# Start of Supplied records

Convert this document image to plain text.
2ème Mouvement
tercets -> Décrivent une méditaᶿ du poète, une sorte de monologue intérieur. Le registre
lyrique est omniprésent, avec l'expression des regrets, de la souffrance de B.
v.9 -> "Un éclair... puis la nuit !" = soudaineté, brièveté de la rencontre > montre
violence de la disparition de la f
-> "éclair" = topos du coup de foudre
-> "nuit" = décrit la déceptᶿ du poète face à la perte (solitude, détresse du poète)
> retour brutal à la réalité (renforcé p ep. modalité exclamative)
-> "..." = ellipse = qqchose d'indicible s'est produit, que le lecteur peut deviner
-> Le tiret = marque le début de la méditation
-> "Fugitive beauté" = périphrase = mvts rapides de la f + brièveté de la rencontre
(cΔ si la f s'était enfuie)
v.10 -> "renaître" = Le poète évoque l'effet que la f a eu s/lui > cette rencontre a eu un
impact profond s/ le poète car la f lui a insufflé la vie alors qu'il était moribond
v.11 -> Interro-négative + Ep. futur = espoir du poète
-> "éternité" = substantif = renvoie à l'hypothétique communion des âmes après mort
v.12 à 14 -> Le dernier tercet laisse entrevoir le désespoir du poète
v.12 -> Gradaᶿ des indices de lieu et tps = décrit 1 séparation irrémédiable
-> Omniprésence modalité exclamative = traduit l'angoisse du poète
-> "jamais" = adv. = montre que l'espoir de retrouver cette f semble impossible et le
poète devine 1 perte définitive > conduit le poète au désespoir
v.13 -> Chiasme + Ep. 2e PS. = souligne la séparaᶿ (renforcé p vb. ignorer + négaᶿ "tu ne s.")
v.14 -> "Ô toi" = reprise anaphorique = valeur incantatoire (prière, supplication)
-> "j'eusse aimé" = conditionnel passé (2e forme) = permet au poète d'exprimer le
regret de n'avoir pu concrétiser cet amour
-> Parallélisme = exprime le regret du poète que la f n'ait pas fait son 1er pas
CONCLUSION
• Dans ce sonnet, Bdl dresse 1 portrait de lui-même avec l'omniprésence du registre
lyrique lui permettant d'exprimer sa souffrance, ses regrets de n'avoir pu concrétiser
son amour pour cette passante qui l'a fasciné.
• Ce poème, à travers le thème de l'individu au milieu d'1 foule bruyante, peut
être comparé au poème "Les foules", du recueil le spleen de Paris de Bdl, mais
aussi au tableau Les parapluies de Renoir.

# End of Supplied records

* [Problem details]: Copy the material above back out, exactly as written.

* [Response to this task]:
Convert this document image to plain text.
2ème Mouvement
tercets -> Décrivent une méditaᶿ du poète, une sorte de monologue intérieur. Le registre
lyrique est omniprésent, avec l'expression des regrets, de la souffrance de B.
v.9 -> "Un éclair... puis la nuit !" = soudaineté, brièveté de la rencontre > montre
violence de la disparition de la f
-> "éclair" = topos du coup de foudre
-> "nuit" = décrit la déceptᶿ du poète face à la perte (solitude, détresse du poète)
> retour brutal à la réalité (renforcé p ep. modalité exclamative)
-> "..." = ellipse = qqchose d'indicible s'est produit, que le lecteur peut deviner
-> Le tiret = marque le début de la méditation
-> "Fugitive beauté" = périphrase = mvts rapides de la f + brièveté de la rencontre
(cΔ si la f s'était enfuie)
v.10 -> "renaître" = Le poète évoque l'effet que la f a eu s/lui > cette rencontre a eu un
impact profond s/ le poète car la f lui a insufflé la vie alors qu'il était moribond
v.11 -> Interro-négative + Ep. futur = espoir du poète
-> "éternité" = substantif = renvoie à l'hypothétique communion des âmes après mort
v.12 à 14 -> Le dernier tercet laisse entrevoir le désespoir du poète
v.12 -> Gradaᶿ des indices de lieu et tps = décrit 1 séparation irrémédiable
-> Omniprésence modalité exclamative = traduit l'angoisse du poète
-> "jamais" = adv. = montre que l'espoir de retrouver cette f semble impossible et le
poète devine 1 perte définitive > conduit le poète au désespoir
v.13 -> Chiasme + Ep. 2e PS. = souligne la séparaᶿ (renforcé p vb. ignorer + négaᶿ "tu ne s.")
v.14 -> "Ô toi" = reprise anaphorique = valeur incantatoire (prière, supplication)
-> "j'eusse aimé" = conditionnel passé (2e forme) = permet au poète d'exprimer le
regret de n'avoir pu concrétiser cet amour
-> Parallélisme = exprime le regret du poète que la f n'ait pas fait son 1er pas
CONCLUSION
• Dans ce sonnet, Bdl dresse 1 portrait de lui-même avec l'omniprésence du registre
lyrique lui permettant d'exprimer sa souffrance, ses regrets de n'avoir pu concrétiser
son amour pour cette passante qui l'a fasciné.
• Ce poème, à travers le thème de l'individu au milieu d'1 foule bruyante, peut
être comparé au poème "Les foules", du recueil le spleen de Paris de Bdl, mais
aussi au tableau Les parapluies de Renoir.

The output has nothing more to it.